▶ TASK INSTRUCTIONS
Only the pictures are to be left out; set down the rest of the records exactly.

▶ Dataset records
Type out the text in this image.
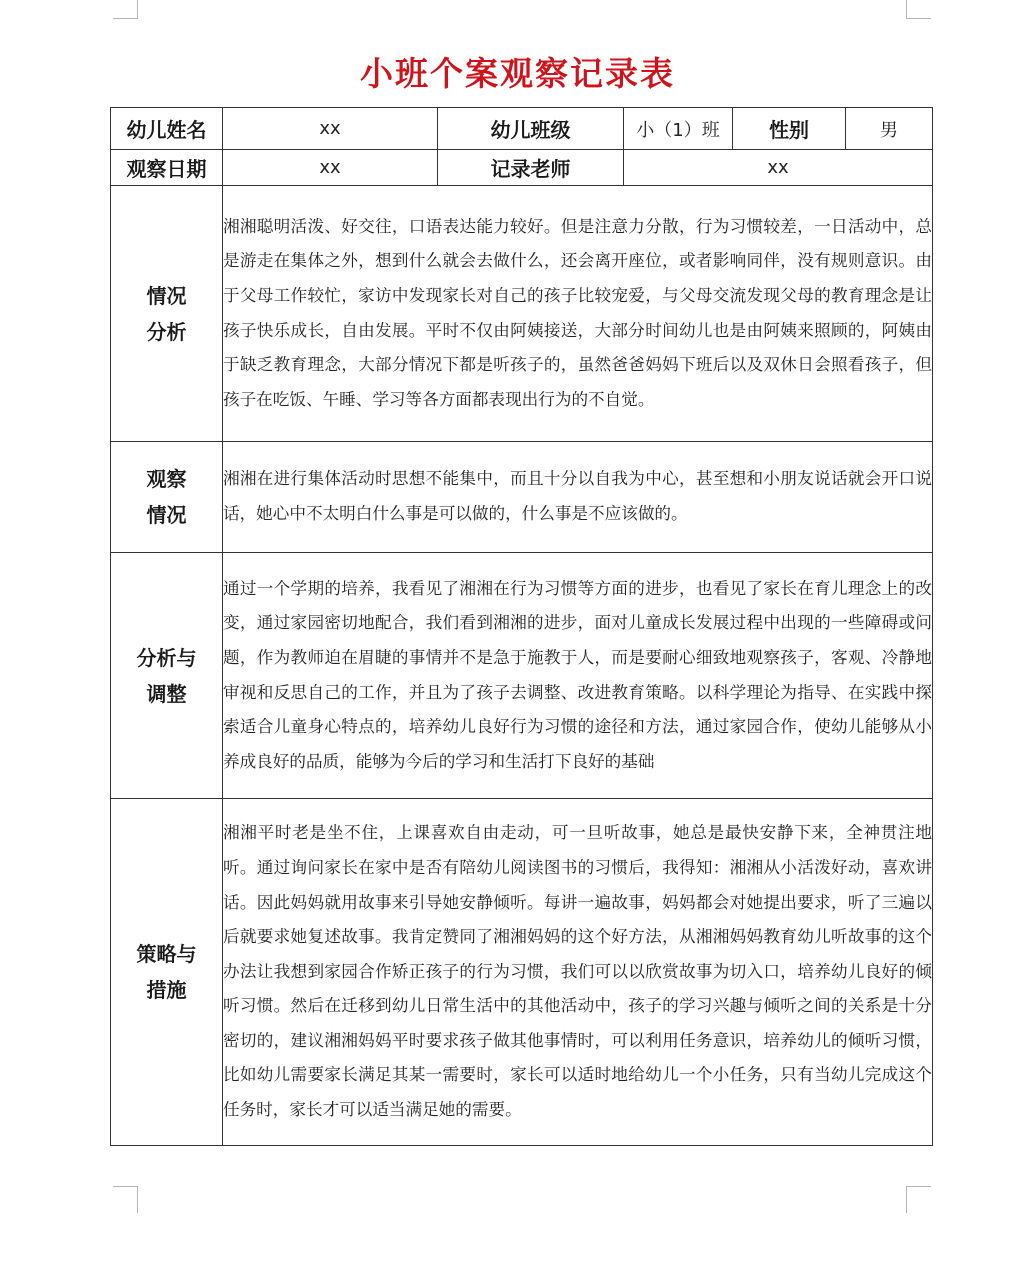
小班个案观察记录表
幼儿姓名	xx	幼儿班级	小（1）班	性别	男
观察日期	xx	记录老师	xx		

情况
分析	湘湘聪明活泼、好交往，口语表达能力较好。但是注意力分散，行为习惯较差，一日活动中，总是游走在集体之外，想到什么就会去做什么，还会离开座位，或者影响同伴，没有规则意识。由于父母工作较忙，家访中发现家长对自己的孩子比较宠爱，与父母交流发现父母的教育理念是让孩子快乐成长，自由发展。平时不仅由阿姨接送，大部分时间幼儿也是由阿姨来照顾的，阿姨由于缺乏教育理念，大部分情况下都是听孩子的，虽然爸爸妈妈下班后以及双休日会照看孩子，但孩子在吃饭、午睡、学习等各方面都表现出行为的不自觉。				

观察
情况	湘湘在进行集体活动时思想不能集中，而且十分以自我为中心，甚至想和小朋友说话就会开口说话，她心中不太明白什么事是可以做的，什么事是不应该做的。				

分析与
调整	通过一个学期的培养，我看见了湘湘在行为习惯等方面的进步，也看见了家长在育儿理念上的改变，通过家园密切地配合，我们看到湘湘的进步，面对儿童成长发展过程中出现的一些障碍或问题，作为教师迫在眉睫的事情并不是急于施教于人，而是要耐心细致地观察孩子，客观、冷静地审视和反思自己的工作，并且为了孩子去调整、改进教育策略。以科学理论为指导、在实践中探索适合儿童身心特点的，培养幼儿良好行为习惯的途径和方法，通过家园合作，使幼儿能够从小养成良好的品质，能够为今后的学习和生活打下良好的基础				

策略与
措施	湘湘平时老是坐不住，上课喜欢自由走动，可一旦听故事，她总是最快安静下来，全神贯注地听。通过询问家长在家中是否有陪幼儿阅读图书的习惯后，我得知：湘湘从小活泼好动，喜欢讲话。因此妈妈就用故事来引导她安静倾听。每讲一遍故事，妈妈都会对她提出要求，听了三遍以后就要求她复述故事。我肯定赞同了湘湘妈妈的这个好方法，从湘湘妈妈教育幼儿听故事的这个办法让我想到家园合作矫正孩子的行为习惯，我们可以以欣赏故事为切入口，培养幼儿良好的倾听习惯。然后在迁移到幼儿日常生活中的其他活动中，孩子的学习兴趣与倾听之间的关系是十分密切的，建议湘湘妈妈平时要求孩子做其他事情时，可以利用任务意识，培养幼儿的倾听习惯，比如幼儿需要家长满足其某一需要时，家长可以适时地给幼儿一个小任务，只有当幼儿完成这个任务时，家长才可以适当满足她的需要。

▶ SOLUTION TO THIS PROBLEM
Type out the text in this image.
小班个案观察记录表
幼儿姓名	xx	幼儿班级	小（1）班	性别	男
观察日期	xx	记录老师	xx		

情况
分析	湘湘聪明活泼、好交往，口语表达能力较好。但是注意力分散，行为习惯较差，一日活动中，总是游走在集体之外，想到什么就会去做什么，还会离开座位，或者影响同伴，没有规则意识。由于父母工作较忙，家访中发现家长对自己的孩子比较宠爱，与父母交流发现父母的教育理念是让孩子快乐成长，自由发展。平时不仅由阿姨接送，大部分时间幼儿也是由阿姨来照顾的，阿姨由于缺乏教育理念，大部分情况下都是听孩子的，虽然爸爸妈妈下班后以及双休日会照看孩子，但孩子在吃饭、午睡、学习等各方面都表现出行为的不自觉。				

观察
情况	湘湘在进行集体活动时思想不能集中，而且十分以自我为中心，甚至想和小朋友说话就会开口说话，她心中不太明白什么事是可以做的，什么事是不应该做的。				

分析与
调整	通过一个学期的培养，我看见了湘湘在行为习惯等方面的进步，也看见了家长在育儿理念上的改变，通过家园密切地配合，我们看到湘湘的进步，面对儿童成长发展过程中出现的一些障碍或问题，作为教师迫在眉睫的事情并不是急于施教于人，而是要耐心细致地观察孩子，客观、冷静地审视和反思自己的工作，并且为了孩子去调整、改进教育策略。以科学理论为指导、在实践中探索适合儿童身心特点的，培养幼儿良好行为习惯的途径和方法，通过家园合作，使幼儿能够从小养成良好的品质，能够为今后的学习和生活打下良好的基础				

策略与
措施	湘湘平时老是坐不住，上课喜欢自由走动，可一旦听故事，她总是最快安静下来，全神贯注地听。通过询问家长在家中是否有陪幼儿阅读图书的习惯后，我得知：湘湘从小活泼好动，喜欢讲话。因此妈妈就用故事来引导她安静倾听。每讲一遍故事，妈妈都会对她提出要求，听了三遍以后就要求她复述故事。我肯定赞同了湘湘妈妈的这个好方法，从湘湘妈妈教育幼儿听故事的这个办法让我想到家园合作矫正孩子的行为习惯，我们可以以欣赏故事为切入口，培养幼儿良好的倾听习惯。然后在迁移到幼儿日常生活中的其他活动中，孩子的学习兴趣与倾听之间的关系是十分密切的，建议湘湘妈妈平时要求孩子做其他事情时，可以利用任务意识，培养幼儿的倾听习惯，比如幼儿需要家长满足其某一需要时，家长可以适时地给幼儿一个小任务，只有当幼儿完成这个任务时，家长才可以适当满足她的需要。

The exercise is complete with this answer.